- [Exercise brief] Set down every record once more, exactly as given.

• • •

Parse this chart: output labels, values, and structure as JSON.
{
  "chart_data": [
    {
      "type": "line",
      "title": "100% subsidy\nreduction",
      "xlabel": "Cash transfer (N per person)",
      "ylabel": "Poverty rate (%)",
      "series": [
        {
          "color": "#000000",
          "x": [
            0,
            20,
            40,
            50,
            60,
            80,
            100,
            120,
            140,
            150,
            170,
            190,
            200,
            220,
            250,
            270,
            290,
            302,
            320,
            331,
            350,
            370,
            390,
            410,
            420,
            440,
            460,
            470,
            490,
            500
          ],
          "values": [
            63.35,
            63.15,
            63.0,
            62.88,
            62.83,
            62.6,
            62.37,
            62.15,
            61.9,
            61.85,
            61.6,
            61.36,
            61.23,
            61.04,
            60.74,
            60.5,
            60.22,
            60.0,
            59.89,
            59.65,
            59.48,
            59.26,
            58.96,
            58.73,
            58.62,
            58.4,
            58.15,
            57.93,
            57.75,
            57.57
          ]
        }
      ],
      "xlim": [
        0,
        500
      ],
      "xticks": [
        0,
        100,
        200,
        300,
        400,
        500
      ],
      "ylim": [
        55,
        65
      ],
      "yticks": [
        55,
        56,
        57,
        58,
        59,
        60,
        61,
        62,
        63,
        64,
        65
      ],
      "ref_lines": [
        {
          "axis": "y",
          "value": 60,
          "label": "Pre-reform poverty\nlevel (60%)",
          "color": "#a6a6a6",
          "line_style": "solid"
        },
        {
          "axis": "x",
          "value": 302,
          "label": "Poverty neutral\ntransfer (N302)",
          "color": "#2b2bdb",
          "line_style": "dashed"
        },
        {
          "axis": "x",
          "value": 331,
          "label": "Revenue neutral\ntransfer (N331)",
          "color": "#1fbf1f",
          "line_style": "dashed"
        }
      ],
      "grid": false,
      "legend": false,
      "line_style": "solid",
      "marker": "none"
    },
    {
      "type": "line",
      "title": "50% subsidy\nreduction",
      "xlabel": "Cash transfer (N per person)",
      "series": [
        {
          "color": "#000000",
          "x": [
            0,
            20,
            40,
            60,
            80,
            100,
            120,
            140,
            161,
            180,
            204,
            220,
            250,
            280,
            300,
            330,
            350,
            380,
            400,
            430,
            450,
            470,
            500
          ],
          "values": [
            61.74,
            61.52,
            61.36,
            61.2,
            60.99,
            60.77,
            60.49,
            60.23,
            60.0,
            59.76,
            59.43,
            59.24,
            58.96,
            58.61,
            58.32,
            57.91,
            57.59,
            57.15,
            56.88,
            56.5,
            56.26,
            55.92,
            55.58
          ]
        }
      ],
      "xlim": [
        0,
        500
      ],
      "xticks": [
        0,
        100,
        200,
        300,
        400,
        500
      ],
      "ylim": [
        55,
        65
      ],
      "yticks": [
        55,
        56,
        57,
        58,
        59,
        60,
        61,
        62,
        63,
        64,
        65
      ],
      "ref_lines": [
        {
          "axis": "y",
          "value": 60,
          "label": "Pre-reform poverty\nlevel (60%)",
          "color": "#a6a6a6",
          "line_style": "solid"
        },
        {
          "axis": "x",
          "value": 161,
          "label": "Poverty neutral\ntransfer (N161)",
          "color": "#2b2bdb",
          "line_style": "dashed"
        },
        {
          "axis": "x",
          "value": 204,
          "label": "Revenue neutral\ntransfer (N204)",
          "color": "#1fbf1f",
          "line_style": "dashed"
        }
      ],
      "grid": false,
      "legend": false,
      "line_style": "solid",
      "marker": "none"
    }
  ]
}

• • •

- [Full solution]
Parse this chart: output labels, values, and structure as JSON.
{
  "chart_data": [
    {
      "type": "line",
      "title": "100% subsidy\nreduction",
      "xlabel": "Cash transfer (N per person)",
      "ylabel": "Poverty rate (%)",
      "series": [
        {
          "color": "#000000",
          "x": [
            0,
            20,
            40,
            50,
            60,
            80,
            100,
            120,
            140,
            150,
            170,
            190,
            200,
            220,
            250,
            270,
            290,
            302,
            320,
            331,
            350,
            370,
            390,
            410,
            420,
            440,
            460,
            470,
            490,
            500
          ],
          "values": [
            63.35,
            63.15,
            63.0,
            62.88,
            62.83,
            62.6,
            62.37,
            62.15,
            61.9,
            61.85,
            61.6,
            61.36,
            61.23,
            61.04,
            60.74,
            60.5,
            60.22,
            60.0,
            59.89,
            59.65,
            59.48,
            59.26,
            58.96,
            58.73,
            58.62,
            58.4,
            58.15,
            57.93,
            57.75,
            57.57
          ]
        }
      ],
      "xlim": [
        0,
        500
      ],
      "xticks": [
        0,
        100,
        200,
        300,
        400,
        500
      ],
      "ylim": [
        55,
        65
      ],
      "yticks": [
        55,
        56,
        57,
        58,
        59,
        60,
        61,
        62,
        63,
        64,
        65
      ],
      "ref_lines": [
        {
          "axis": "y",
          "value": 60,
          "label": "Pre-reform poverty\nlevel (60%)",
          "color": "#a6a6a6",
          "line_style": "solid"
        },
        {
          "axis": "x",
          "value": 302,
          "label": "Poverty neutral\ntransfer (N302)",
          "color": "#2b2bdb",
          "line_style": "dashed"
        },
        {
          "axis": "x",
          "value": 331,
          "label": "Revenue neutral\ntransfer (N331)",
          "color": "#1fbf1f",
          "line_style": "dashed"
        }
      ],
      "grid": false,
      "legend": false,
      "line_style": "solid",
      "marker": "none"
    },
    {
      "type": "line",
      "title": "50% subsidy\nreduction",
      "xlabel": "Cash transfer (N per person)",
      "series": [
        {
          "color": "#000000",
          "x": [
            0,
            20,
            40,
            60,
            80,
            100,
            120,
            140,
            161,
            180,
            204,
            220,
            250,
            280,
            300,
            330,
            350,
            380,
            400,
            430,
            450,
            470,
            500
          ],
          "values": [
            61.74,
            61.52,
            61.36,
            61.2,
            60.99,
            60.77,
            60.49,
            60.23,
            60.0,
            59.76,
            59.43,
            59.24,
            58.96,
            58.61,
            58.32,
            57.91,
            57.59,
            57.15,
            56.88,
            56.5,
            56.26,
            55.92,
            55.58
          ]
        }
      ],
      "xlim": [
        0,
        500
      ],
      "xticks": [
        0,
        100,
        200,
        300,
        400,
        500
      ],
      "ylim": [
        55,
        65
      ],
      "yticks": [
        55,
        56,
        57,
        58,
        59,
        60,
        61,
        62,
        63,
        64,
        65
      ],
      "ref_lines": [
        {
          "axis": "y",
          "value": 60,
          "label": "Pre-reform poverty\nlevel (60%)",
          "color": "#a6a6a6",
          "line_style": "solid"
        },
        {
          "axis": "x",
          "value": 161,
          "label": "Poverty neutral\ntransfer (N161)",
          "color": "#2b2bdb",
          "line_style": "dashed"
        },
        {
          "axis": "x",
          "value": 204,
          "label": "Revenue neutral\ntransfer (N204)",
          "color": "#1fbf1f",
          "line_style": "dashed"
        }
      ],
      "grid": false,
      "legend": false,
      "line_style": "solid",
      "marker": "none"
    }
  ]
}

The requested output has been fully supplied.